● WORK INSTRUCTIONS
Lift out each line of the data that holds "pattern".

╭──

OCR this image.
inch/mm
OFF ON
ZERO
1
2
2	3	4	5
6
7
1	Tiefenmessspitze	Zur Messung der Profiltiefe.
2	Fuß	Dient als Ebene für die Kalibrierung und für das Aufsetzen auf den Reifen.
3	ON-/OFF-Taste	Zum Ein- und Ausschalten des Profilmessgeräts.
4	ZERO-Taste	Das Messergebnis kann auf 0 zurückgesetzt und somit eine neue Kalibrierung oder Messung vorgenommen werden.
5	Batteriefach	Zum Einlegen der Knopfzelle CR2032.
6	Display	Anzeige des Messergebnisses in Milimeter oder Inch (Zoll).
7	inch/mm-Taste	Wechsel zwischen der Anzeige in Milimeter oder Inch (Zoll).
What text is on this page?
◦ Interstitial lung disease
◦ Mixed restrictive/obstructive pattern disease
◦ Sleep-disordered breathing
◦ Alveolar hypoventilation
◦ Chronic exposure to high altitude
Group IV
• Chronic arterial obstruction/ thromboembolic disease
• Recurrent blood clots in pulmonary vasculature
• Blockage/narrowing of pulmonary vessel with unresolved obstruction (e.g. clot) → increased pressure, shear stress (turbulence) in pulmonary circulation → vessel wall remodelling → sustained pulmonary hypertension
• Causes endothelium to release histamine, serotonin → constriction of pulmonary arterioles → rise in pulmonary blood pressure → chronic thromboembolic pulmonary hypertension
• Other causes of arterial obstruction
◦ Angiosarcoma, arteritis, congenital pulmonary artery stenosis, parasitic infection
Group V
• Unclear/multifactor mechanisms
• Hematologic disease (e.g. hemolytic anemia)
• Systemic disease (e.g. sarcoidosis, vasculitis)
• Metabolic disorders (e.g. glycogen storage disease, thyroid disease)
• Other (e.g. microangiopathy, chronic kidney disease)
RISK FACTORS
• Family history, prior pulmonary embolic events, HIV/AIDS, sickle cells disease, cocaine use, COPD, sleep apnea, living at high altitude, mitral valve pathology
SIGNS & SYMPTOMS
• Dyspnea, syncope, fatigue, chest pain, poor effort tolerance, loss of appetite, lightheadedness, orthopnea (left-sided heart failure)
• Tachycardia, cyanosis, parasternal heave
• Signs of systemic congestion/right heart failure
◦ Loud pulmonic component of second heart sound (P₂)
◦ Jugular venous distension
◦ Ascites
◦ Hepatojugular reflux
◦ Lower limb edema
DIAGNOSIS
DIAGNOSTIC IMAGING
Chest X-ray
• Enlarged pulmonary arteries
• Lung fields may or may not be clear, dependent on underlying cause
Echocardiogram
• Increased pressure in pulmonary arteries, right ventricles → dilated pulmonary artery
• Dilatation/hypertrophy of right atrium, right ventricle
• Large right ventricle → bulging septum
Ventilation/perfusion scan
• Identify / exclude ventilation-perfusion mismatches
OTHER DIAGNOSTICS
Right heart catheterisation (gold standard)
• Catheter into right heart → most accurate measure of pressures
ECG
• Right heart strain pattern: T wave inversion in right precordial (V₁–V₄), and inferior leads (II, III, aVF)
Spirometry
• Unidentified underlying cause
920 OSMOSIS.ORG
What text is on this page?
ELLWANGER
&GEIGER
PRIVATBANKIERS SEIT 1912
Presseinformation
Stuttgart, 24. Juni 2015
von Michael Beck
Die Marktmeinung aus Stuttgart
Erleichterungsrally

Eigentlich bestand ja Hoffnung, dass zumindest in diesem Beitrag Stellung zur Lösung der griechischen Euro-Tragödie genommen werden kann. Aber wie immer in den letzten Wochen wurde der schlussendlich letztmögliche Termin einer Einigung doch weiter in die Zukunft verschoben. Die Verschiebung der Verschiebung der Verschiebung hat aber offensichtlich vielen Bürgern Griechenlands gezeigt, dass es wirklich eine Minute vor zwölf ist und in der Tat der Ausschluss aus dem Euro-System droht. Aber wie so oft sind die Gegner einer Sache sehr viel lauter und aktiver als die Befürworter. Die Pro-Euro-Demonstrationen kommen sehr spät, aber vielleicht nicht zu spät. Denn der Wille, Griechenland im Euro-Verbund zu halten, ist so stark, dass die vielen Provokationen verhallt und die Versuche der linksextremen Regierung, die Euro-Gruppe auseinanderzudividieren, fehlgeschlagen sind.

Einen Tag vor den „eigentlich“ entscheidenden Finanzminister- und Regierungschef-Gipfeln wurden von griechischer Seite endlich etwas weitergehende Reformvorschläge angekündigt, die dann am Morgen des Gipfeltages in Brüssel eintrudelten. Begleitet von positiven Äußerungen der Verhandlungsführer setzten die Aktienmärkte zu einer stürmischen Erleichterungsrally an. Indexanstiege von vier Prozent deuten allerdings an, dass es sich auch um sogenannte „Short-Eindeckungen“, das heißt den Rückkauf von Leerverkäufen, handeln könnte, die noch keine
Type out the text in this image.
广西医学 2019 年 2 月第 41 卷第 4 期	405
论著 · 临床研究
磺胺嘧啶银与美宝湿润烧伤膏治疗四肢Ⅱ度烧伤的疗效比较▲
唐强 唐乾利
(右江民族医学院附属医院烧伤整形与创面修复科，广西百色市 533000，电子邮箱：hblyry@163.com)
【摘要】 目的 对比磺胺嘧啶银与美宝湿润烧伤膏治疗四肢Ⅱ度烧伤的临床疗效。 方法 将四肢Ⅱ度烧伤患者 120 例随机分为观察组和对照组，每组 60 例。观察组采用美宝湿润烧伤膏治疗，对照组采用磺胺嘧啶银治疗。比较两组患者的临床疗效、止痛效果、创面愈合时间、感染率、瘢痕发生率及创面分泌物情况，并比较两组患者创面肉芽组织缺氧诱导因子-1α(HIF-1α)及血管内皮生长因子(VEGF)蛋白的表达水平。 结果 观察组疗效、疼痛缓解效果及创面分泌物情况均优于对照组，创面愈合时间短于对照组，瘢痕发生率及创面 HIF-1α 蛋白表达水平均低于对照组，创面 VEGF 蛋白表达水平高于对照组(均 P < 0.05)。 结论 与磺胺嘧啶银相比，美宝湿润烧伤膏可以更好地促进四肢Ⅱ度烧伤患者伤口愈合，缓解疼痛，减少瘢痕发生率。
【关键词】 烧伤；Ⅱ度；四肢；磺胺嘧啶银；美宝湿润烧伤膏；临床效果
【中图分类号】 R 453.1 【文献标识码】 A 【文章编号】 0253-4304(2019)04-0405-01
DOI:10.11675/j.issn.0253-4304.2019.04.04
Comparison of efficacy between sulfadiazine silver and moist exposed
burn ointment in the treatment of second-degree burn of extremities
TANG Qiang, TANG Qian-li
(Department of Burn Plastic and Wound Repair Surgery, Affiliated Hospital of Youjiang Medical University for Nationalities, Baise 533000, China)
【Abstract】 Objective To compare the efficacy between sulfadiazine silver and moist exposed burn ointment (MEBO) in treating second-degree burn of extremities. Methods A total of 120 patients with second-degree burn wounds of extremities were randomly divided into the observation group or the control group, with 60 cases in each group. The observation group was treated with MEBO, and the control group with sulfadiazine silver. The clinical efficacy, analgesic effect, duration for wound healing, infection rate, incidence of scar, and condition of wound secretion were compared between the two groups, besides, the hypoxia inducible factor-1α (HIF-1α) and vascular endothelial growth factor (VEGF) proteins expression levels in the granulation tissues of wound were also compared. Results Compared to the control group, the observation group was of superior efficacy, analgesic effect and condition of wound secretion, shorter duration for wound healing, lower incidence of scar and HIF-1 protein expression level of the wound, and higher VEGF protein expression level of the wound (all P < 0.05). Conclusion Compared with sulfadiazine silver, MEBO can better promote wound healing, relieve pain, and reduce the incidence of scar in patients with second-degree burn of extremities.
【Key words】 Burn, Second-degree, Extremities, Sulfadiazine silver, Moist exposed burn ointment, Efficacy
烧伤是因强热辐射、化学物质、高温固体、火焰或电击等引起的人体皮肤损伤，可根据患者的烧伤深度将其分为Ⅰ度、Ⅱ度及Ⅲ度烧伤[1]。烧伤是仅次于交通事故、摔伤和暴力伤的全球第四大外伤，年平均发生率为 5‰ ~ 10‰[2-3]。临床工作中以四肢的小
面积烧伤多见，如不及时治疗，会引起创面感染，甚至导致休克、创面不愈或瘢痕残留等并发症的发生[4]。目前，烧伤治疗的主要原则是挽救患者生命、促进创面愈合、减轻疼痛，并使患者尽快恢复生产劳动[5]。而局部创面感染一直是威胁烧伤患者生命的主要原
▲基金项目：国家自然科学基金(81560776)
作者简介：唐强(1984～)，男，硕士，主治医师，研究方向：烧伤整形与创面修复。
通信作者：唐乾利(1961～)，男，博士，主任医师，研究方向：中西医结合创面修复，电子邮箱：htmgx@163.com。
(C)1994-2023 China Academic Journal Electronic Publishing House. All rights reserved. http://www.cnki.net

╰──

● RESPONSE BOX
◦ Mixed restrictive/obstructive pattern disease
• Right heart strain pattern: T wave inversion in right precordial (V₁–V₄), and inferior leads (II, III, aVF)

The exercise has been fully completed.